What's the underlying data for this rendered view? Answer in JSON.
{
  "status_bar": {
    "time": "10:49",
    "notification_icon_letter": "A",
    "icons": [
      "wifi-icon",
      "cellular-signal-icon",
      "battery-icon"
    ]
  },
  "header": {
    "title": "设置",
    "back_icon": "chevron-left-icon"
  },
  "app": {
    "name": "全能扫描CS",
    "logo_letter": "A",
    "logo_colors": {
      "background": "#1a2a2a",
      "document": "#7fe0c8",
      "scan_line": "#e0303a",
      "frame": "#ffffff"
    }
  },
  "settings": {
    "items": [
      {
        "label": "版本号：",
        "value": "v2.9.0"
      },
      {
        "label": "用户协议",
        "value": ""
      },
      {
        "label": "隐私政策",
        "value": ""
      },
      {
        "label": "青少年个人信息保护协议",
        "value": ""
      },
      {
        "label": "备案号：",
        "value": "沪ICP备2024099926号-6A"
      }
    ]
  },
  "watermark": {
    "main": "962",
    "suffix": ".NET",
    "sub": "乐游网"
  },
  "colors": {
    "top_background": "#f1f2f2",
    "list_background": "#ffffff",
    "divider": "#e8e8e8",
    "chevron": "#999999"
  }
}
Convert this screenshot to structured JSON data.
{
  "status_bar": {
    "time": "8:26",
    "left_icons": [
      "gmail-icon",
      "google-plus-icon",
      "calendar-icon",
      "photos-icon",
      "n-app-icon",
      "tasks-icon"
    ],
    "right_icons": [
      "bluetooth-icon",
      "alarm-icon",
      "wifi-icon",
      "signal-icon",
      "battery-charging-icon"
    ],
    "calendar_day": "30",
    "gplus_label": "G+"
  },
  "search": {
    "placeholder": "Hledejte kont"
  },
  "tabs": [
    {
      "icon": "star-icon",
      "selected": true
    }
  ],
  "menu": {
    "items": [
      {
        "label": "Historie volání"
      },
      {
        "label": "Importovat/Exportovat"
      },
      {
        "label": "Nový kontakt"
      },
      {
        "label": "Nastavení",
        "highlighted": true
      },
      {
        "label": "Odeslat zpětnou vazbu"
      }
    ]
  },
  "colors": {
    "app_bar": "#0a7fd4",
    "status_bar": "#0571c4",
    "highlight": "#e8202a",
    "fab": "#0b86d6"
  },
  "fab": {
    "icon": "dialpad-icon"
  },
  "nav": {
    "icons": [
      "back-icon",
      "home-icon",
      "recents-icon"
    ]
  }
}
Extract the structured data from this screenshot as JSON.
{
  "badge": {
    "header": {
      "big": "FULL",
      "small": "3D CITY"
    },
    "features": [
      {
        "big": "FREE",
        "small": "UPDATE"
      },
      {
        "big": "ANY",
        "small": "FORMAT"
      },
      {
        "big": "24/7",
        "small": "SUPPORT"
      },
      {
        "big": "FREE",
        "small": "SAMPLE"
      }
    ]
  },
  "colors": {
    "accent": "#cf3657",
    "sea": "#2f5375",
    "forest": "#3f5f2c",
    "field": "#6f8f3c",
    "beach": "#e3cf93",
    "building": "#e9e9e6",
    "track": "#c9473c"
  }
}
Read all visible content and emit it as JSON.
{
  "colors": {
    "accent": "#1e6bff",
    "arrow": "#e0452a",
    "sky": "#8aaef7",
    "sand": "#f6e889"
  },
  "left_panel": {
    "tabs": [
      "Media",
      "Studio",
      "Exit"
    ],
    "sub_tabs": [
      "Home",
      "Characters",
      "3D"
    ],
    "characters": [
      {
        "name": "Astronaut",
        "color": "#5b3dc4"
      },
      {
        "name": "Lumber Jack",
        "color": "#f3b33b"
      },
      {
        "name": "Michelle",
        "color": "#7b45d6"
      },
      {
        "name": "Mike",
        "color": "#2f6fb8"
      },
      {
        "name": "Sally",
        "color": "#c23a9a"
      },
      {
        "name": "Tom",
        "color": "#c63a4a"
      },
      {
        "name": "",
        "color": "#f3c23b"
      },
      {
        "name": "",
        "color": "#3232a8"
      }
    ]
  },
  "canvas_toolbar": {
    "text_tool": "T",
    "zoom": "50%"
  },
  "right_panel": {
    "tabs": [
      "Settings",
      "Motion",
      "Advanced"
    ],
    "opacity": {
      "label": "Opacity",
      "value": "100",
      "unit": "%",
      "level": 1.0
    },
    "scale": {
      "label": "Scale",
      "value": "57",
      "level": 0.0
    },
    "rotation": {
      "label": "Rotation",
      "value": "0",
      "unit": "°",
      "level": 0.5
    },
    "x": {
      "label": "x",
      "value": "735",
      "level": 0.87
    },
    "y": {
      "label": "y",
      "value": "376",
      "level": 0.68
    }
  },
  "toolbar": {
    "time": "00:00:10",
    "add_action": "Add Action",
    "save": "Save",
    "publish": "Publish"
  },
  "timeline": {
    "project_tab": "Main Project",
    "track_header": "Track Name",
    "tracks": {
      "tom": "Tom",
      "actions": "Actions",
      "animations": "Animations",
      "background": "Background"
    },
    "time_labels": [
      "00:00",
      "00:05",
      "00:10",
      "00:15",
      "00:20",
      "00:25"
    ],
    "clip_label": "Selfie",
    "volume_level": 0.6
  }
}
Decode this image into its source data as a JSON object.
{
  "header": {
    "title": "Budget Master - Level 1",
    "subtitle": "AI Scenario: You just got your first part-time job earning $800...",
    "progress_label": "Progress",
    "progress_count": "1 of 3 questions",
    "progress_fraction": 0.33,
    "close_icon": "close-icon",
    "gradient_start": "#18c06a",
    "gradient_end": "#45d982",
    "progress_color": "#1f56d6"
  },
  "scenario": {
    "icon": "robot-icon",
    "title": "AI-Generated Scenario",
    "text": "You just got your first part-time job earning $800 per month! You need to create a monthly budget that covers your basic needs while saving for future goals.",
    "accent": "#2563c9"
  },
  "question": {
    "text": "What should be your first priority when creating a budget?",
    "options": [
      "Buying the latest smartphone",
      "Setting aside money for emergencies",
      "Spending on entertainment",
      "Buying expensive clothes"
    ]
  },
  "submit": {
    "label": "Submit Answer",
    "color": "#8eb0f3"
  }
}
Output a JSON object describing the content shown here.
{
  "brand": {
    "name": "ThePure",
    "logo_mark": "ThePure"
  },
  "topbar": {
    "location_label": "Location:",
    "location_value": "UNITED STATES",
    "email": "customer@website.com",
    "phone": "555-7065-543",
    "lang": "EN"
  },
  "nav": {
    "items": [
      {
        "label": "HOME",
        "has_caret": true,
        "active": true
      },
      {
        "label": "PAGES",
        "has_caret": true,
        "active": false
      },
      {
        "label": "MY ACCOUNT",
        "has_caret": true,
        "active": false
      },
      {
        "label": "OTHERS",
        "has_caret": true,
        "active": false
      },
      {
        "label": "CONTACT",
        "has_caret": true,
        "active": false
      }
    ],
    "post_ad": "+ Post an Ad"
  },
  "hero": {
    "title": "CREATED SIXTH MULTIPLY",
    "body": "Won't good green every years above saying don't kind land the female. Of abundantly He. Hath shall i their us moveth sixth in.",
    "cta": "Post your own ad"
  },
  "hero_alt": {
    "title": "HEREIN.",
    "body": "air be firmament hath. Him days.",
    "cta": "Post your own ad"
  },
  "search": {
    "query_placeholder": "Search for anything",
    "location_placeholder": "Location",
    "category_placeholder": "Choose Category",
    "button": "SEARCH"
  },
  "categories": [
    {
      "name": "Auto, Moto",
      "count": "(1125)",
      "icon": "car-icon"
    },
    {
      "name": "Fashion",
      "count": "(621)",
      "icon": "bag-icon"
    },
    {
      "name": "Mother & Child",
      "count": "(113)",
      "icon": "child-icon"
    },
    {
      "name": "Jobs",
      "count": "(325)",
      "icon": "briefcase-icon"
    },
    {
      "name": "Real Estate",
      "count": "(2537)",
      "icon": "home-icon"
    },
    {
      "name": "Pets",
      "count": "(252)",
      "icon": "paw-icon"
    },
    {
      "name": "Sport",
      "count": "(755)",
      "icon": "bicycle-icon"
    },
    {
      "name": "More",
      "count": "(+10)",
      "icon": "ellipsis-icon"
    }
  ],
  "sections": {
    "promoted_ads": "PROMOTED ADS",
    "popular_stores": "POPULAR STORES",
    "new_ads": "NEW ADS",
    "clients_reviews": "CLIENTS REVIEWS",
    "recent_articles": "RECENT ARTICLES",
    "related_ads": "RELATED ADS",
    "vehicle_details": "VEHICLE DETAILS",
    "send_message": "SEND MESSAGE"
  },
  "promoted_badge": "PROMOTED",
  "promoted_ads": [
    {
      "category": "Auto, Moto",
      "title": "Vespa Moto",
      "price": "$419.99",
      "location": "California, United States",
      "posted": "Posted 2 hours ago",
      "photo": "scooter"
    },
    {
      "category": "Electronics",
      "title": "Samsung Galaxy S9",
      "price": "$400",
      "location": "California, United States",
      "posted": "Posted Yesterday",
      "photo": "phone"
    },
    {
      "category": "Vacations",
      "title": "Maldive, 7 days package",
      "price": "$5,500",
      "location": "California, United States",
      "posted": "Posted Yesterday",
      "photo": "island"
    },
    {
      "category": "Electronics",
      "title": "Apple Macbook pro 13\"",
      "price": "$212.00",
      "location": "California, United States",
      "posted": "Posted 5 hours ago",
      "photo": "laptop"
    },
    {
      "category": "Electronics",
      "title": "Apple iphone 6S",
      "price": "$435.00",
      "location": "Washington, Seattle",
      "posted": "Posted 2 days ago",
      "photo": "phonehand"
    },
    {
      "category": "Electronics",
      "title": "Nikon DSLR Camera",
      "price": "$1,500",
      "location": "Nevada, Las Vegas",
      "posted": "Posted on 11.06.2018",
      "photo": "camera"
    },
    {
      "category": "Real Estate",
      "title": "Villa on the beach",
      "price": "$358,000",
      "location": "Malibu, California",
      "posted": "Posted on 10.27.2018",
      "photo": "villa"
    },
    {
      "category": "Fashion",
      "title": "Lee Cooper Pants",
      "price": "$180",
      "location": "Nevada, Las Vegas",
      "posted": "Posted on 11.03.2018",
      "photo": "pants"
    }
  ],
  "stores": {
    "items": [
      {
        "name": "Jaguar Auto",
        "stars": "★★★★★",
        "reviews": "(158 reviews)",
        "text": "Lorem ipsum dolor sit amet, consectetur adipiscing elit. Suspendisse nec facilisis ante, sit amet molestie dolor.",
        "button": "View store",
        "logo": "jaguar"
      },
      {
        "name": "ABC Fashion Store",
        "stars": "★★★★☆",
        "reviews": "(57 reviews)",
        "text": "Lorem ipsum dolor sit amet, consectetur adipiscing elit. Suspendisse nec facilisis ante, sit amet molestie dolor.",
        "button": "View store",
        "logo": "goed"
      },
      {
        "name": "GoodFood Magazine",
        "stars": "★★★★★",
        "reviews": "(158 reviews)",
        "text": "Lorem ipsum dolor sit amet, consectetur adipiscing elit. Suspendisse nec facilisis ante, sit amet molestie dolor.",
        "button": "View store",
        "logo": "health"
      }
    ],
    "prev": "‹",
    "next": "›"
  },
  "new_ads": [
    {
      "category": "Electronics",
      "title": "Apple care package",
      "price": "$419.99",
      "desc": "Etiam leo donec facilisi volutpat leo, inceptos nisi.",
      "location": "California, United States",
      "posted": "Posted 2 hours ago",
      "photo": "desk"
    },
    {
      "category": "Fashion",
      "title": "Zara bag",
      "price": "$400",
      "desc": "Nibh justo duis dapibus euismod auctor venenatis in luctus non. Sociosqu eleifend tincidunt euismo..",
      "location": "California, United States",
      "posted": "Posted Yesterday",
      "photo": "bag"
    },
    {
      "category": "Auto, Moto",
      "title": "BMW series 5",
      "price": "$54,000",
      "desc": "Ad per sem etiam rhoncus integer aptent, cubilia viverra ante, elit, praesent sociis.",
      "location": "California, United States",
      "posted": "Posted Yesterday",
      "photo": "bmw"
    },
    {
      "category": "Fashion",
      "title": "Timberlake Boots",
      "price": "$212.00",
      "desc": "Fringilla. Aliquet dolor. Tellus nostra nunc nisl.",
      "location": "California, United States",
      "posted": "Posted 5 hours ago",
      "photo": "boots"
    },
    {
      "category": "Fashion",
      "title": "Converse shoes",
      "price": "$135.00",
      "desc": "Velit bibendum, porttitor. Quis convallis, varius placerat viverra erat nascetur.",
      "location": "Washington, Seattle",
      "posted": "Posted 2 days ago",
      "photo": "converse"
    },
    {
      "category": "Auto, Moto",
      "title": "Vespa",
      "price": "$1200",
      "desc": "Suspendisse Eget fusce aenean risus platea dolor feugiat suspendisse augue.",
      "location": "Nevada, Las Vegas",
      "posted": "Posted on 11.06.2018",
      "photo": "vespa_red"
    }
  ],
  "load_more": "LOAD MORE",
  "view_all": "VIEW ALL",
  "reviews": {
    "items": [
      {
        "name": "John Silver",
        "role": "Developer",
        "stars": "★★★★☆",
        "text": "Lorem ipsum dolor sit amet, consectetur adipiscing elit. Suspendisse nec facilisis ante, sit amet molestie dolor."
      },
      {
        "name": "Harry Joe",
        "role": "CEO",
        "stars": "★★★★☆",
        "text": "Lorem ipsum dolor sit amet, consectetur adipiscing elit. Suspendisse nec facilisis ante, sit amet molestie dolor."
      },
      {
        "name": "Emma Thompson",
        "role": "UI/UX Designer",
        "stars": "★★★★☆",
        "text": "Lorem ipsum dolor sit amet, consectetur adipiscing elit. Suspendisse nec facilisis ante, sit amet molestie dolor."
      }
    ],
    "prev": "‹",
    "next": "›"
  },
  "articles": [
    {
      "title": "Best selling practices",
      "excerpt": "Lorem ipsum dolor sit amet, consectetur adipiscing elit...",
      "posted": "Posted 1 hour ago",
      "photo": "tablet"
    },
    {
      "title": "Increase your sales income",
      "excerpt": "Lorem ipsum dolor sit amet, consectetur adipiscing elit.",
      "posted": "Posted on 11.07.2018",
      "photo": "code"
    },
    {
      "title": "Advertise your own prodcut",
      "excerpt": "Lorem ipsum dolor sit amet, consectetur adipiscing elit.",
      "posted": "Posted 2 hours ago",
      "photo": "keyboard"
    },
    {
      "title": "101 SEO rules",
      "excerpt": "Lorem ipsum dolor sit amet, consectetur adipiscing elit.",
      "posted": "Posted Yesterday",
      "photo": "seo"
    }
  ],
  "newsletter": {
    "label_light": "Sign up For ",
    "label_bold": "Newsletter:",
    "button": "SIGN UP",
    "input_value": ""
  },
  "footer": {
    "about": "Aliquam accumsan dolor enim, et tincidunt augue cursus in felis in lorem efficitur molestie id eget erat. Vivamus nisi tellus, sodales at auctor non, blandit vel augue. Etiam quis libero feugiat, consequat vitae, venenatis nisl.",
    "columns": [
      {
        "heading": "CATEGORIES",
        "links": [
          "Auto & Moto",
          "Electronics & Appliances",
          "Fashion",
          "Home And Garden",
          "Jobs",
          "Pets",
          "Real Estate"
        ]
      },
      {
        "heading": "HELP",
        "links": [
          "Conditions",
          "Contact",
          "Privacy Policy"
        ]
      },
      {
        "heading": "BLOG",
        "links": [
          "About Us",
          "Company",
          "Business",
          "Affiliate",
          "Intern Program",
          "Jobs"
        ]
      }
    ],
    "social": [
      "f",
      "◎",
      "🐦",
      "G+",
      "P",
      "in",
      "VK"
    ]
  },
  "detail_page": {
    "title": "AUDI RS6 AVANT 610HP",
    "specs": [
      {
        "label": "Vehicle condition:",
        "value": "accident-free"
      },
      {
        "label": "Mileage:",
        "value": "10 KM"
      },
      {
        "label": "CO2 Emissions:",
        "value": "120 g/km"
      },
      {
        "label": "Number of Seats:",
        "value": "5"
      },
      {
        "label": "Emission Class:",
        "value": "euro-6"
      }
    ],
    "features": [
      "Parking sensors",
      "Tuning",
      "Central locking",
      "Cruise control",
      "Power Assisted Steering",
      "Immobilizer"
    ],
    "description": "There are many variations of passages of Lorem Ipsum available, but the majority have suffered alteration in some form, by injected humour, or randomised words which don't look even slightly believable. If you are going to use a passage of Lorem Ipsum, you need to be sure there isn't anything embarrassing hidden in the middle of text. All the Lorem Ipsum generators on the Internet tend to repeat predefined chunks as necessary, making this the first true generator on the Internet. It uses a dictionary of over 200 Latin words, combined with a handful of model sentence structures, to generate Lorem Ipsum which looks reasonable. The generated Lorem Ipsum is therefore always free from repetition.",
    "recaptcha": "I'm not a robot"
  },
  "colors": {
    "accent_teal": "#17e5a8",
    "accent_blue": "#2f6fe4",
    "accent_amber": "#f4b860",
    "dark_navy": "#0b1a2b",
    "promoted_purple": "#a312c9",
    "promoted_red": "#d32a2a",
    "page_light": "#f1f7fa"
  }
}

-=-=-

- _WHAT YOU SHOULD DO_: Report how many lines in the records above contain the word "earning", giving only the number.

- _EXPECTED ANSWER_: 2